Exercise task ->
Work out how many lines of the listing hold "true", then state only that count.

— Begin Exercise data —

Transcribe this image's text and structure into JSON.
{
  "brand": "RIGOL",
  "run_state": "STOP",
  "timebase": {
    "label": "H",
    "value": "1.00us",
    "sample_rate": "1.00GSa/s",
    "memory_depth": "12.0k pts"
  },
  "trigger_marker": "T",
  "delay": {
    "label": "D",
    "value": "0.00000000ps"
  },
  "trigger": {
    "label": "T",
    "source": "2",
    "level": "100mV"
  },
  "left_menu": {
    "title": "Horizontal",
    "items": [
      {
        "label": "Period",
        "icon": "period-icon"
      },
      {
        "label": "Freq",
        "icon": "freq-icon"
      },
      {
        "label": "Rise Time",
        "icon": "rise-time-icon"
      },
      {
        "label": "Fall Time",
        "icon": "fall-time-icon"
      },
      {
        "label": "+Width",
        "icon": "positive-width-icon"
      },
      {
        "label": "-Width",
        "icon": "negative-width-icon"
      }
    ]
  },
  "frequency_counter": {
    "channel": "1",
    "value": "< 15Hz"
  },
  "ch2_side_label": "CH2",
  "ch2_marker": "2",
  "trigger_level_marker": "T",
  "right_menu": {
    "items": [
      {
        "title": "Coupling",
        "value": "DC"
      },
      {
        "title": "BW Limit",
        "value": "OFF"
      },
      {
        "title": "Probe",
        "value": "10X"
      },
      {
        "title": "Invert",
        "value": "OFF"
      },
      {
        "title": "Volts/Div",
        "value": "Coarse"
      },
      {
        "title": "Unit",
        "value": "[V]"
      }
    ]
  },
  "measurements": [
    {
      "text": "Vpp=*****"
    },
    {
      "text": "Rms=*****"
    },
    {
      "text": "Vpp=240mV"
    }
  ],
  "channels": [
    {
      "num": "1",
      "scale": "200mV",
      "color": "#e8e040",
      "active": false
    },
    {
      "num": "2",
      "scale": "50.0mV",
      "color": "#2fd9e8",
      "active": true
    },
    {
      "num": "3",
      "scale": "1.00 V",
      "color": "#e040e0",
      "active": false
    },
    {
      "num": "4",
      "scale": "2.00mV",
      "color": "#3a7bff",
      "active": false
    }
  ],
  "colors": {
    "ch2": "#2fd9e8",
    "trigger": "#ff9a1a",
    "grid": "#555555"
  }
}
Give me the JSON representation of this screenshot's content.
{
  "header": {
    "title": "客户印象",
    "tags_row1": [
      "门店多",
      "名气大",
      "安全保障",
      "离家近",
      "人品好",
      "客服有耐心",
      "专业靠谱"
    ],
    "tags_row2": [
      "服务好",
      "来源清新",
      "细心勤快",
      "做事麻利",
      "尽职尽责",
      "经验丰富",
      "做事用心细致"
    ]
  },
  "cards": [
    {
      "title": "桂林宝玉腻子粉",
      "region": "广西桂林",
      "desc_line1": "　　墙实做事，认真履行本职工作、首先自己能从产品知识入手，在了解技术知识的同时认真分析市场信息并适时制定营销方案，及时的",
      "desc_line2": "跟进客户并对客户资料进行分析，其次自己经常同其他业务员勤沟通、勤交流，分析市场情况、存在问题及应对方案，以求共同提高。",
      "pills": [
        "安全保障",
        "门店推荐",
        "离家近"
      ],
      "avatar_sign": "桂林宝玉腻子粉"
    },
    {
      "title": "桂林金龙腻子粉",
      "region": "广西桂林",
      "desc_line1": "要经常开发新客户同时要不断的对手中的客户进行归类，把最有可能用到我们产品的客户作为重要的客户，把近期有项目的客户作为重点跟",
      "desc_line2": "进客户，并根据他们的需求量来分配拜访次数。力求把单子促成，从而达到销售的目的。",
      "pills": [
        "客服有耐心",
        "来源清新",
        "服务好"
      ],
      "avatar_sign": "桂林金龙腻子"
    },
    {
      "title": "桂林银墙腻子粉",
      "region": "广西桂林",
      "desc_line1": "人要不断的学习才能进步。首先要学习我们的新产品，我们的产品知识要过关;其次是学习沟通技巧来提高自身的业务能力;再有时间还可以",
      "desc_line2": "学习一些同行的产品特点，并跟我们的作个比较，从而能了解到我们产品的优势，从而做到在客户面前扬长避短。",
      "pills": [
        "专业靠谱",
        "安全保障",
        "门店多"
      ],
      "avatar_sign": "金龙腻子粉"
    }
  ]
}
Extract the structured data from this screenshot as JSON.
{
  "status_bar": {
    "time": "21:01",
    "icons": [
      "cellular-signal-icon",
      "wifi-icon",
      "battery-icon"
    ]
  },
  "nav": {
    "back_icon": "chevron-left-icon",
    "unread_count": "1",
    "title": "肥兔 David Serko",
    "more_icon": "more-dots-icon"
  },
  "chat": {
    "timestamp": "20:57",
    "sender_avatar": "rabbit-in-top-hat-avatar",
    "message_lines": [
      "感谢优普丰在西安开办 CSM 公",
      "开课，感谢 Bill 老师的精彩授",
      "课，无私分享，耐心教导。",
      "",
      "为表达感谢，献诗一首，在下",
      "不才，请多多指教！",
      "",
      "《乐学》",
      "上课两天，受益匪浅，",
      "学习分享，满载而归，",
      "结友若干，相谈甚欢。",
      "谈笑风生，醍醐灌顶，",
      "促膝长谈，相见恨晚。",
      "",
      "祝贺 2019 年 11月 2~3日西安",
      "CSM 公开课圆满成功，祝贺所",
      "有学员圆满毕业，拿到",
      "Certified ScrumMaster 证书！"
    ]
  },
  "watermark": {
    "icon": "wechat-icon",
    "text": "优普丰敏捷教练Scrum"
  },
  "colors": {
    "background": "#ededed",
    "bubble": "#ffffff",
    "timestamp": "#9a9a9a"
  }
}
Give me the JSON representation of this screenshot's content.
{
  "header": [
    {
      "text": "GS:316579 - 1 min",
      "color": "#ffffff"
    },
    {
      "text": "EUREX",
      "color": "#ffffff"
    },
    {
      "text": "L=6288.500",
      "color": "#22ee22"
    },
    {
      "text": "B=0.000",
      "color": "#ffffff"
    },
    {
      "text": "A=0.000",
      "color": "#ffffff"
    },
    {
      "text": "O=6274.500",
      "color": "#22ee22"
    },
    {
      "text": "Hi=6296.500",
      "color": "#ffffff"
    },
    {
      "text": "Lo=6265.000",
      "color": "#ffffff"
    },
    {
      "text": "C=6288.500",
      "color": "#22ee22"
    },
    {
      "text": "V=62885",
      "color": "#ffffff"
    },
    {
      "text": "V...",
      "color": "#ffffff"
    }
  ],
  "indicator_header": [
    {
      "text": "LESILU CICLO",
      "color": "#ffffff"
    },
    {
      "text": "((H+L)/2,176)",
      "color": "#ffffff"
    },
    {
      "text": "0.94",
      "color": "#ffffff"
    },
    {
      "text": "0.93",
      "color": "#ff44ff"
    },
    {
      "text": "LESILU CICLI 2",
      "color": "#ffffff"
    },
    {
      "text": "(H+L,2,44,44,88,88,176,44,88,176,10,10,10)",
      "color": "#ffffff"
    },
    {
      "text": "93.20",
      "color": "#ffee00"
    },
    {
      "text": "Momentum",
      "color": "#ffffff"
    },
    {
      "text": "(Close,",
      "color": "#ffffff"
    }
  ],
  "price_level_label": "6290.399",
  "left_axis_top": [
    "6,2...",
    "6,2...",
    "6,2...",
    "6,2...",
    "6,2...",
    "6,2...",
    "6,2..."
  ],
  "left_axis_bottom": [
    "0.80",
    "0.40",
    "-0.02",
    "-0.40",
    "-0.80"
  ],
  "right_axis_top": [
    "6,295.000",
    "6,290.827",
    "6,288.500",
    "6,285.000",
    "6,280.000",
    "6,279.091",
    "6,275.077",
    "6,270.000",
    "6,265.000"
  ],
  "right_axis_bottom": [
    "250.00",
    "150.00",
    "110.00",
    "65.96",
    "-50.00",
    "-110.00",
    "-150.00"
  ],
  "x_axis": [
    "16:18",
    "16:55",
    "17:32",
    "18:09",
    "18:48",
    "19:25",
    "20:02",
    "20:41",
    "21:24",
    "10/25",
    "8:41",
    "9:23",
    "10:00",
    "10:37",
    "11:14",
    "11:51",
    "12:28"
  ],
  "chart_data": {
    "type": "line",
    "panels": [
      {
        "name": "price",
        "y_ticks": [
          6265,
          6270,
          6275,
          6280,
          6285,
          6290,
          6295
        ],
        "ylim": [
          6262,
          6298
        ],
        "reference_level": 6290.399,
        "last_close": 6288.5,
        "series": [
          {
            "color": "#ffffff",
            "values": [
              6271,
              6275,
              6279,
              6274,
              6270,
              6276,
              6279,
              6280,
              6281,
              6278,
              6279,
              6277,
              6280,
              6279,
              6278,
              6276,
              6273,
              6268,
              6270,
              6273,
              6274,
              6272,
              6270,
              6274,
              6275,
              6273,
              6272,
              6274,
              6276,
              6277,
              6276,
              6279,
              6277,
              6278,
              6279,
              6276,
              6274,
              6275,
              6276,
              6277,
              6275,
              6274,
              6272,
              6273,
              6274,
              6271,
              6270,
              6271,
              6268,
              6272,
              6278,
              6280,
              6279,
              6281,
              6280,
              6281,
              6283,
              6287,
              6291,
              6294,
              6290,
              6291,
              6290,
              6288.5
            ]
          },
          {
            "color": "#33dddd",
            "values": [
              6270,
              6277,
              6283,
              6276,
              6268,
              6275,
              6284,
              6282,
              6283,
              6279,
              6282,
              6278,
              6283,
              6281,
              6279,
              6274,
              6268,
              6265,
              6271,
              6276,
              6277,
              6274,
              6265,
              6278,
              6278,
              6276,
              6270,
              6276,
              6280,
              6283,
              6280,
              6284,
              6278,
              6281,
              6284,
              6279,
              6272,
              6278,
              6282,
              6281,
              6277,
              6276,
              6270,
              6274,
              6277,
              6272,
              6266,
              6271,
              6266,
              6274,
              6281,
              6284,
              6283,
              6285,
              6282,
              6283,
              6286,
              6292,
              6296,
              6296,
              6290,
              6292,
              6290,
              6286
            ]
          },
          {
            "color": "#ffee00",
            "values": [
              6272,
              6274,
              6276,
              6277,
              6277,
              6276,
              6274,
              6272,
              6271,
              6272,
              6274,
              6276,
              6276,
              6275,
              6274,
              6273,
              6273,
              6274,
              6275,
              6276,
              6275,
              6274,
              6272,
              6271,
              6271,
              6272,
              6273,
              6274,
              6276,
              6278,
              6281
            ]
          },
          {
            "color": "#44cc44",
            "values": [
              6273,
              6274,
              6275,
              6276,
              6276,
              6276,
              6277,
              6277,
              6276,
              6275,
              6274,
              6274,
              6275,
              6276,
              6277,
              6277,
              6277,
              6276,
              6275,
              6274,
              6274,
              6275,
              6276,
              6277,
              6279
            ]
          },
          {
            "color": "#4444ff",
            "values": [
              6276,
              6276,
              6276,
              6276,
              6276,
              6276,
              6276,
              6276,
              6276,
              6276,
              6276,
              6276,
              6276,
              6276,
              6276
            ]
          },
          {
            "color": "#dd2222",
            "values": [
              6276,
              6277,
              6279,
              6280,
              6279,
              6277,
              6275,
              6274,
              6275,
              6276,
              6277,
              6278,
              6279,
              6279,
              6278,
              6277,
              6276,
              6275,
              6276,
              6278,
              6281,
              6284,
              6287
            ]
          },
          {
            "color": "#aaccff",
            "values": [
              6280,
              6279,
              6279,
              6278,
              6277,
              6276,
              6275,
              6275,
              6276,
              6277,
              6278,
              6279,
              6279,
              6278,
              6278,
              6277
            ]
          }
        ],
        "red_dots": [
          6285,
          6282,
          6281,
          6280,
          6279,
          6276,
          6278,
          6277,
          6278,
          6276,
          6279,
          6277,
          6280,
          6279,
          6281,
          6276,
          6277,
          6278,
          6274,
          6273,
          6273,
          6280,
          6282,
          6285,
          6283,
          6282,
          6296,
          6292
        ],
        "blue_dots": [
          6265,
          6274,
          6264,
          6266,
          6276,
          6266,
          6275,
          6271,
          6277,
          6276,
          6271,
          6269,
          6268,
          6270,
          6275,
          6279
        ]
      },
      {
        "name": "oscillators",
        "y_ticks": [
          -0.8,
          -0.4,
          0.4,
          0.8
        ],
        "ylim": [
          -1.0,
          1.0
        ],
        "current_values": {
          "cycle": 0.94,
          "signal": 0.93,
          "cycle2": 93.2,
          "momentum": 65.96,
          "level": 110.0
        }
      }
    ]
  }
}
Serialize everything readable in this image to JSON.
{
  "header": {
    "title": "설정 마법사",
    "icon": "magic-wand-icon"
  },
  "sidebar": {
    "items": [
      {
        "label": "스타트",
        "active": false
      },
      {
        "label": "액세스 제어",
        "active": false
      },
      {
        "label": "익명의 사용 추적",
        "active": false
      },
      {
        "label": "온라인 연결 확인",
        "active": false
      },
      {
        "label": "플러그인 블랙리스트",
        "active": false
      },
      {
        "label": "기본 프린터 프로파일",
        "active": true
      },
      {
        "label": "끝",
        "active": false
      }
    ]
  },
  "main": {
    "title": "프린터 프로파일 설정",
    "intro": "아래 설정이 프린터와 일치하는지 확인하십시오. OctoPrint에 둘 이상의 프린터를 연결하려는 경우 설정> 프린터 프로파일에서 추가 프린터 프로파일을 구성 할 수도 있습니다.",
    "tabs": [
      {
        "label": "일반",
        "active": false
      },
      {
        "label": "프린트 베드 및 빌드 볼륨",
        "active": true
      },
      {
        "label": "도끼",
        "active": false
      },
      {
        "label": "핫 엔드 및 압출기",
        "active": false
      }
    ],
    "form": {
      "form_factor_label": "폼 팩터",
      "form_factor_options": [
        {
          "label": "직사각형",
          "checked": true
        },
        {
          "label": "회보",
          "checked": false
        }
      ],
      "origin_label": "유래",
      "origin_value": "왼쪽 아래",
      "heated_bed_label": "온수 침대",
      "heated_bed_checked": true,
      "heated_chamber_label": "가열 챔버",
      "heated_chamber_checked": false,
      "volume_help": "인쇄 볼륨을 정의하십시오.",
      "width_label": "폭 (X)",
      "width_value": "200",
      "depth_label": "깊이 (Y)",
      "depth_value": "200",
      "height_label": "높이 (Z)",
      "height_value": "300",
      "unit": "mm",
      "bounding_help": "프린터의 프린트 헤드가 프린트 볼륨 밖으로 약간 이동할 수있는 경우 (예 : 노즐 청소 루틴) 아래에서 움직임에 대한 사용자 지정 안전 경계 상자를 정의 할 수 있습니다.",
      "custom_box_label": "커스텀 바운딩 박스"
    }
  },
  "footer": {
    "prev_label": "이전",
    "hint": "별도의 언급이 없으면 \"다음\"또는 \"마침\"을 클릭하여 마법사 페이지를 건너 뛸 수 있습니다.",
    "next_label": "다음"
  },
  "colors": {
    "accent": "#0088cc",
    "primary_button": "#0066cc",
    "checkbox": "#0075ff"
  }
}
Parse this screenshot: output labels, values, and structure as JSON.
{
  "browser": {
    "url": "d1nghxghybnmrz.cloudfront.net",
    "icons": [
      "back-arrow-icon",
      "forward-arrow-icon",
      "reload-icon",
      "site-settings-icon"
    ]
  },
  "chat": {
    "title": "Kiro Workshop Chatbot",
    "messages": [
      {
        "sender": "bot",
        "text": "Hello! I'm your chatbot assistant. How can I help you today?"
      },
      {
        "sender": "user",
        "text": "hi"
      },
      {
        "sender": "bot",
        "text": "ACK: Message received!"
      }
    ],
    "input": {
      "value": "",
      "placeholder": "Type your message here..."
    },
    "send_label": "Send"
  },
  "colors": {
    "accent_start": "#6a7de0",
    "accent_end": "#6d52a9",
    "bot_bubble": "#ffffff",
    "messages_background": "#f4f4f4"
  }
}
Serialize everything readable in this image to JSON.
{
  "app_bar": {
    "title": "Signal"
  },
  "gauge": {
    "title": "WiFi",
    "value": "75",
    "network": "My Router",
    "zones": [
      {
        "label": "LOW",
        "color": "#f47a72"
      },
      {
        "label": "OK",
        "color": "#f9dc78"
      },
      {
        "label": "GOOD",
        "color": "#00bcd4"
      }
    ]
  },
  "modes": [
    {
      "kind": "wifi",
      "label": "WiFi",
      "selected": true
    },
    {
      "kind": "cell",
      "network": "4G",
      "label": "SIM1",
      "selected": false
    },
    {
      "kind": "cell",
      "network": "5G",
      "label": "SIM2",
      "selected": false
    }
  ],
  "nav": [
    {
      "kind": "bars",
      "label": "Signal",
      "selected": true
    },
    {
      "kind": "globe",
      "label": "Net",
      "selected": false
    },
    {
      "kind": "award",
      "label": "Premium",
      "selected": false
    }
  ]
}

— End Exercise data —

Solution to the exercise ->
7